* GIVEN PROBLEM *
Locate the line with "Extract the structured" in the material. Copy that line and each one after it, through the last, exactly and with nothing else.

* TASK INPUTS *
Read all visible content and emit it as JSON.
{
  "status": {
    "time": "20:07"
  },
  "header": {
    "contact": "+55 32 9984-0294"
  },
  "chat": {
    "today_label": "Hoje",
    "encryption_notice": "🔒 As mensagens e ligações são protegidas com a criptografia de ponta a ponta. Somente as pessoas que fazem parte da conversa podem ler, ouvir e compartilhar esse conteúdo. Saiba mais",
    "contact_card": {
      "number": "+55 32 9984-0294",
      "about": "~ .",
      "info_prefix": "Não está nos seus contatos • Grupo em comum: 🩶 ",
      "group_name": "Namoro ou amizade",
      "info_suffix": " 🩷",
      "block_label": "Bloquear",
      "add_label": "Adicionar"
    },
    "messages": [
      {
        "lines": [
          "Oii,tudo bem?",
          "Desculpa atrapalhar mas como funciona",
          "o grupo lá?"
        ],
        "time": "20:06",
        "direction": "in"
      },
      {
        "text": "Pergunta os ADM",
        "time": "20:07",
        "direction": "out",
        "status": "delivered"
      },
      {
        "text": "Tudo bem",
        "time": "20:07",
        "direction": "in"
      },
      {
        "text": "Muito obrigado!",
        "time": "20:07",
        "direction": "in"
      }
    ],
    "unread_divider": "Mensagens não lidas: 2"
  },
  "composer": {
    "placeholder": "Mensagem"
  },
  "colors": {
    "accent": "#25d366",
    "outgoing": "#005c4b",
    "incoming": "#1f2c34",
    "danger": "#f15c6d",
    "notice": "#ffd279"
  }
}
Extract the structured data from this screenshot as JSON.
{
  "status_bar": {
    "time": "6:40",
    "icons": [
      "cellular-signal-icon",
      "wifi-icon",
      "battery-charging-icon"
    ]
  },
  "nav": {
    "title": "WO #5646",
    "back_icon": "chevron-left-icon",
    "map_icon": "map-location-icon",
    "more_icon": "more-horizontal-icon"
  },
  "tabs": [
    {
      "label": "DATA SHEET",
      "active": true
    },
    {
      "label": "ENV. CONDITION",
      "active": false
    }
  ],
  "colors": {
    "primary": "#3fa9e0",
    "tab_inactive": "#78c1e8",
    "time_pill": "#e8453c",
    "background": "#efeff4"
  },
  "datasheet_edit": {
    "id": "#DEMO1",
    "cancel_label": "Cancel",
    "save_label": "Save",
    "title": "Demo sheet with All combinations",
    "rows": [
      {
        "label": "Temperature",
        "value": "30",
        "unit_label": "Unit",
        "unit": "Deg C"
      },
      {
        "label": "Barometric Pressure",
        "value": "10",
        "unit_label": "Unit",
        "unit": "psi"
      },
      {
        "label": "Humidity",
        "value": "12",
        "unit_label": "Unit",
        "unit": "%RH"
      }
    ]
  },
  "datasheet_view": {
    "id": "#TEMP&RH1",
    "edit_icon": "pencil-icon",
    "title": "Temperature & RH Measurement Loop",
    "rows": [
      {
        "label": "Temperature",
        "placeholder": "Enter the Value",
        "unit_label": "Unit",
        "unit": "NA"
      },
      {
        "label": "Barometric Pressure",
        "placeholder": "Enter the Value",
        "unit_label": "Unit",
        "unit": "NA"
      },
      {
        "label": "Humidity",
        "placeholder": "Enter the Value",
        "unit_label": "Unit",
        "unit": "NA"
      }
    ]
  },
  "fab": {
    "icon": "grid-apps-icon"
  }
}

* FULL RESPONSE *
Extract the structured data from this screenshot as JSON.
{
  "status_bar": {
    "time": "6:40",
    "icons": [
      "cellular-signal-icon",
      "wifi-icon",
      "battery-charging-icon"
    ]
  },
  "nav": {
    "title": "WO #5646",
    "back_icon": "chevron-left-icon",
    "map_icon": "map-location-icon",
    "more_icon": "more-horizontal-icon"
  },
  "tabs": [
    {
      "label": "DATA SHEET",
      "active": true
    },
    {
      "label": "ENV. CONDITION",
      "active": false
    }
  ],
  "colors": {
    "primary": "#3fa9e0",
    "tab_inactive": "#78c1e8",
    "time_pill": "#e8453c",
    "background": "#efeff4"
  },
  "datasheet_edit": {
    "id": "#DEMO1",
    "cancel_label": "Cancel",
    "save_label": "Save",
    "title": "Demo sheet with All combinations",
    "rows": [
      {
        "label": "Temperature",
        "value": "30",
        "unit_label": "Unit",
        "unit": "Deg C"
      },
      {
        "label": "Barometric Pressure",
        "value": "10",
        "unit_label": "Unit",
        "unit": "psi"
      },
      {
        "label": "Humidity",
        "value": "12",
        "unit_label": "Unit",
        "unit": "%RH"
      }
    ]
  },
  "datasheet_view": {
    "id": "#TEMP&RH1",
    "edit_icon": "pencil-icon",
    "title": "Temperature & RH Measurement Loop",
    "rows": [
      {
        "label": "Temperature",
        "placeholder": "Enter the Value",
        "unit_label": "Unit",
        "unit": "NA"
      },
      {
        "label": "Barometric Pressure",
        "placeholder": "Enter the Value",
        "unit_label": "Unit",
        "unit": "NA"
      },
      {
        "label": "Humidity",
        "placeholder": "Enter the Value",
        "unit_label": "Unit",
        "unit": "NA"
      }
    ]
  },
  "fab": {
    "icon": "grid-apps-icon"
  }
}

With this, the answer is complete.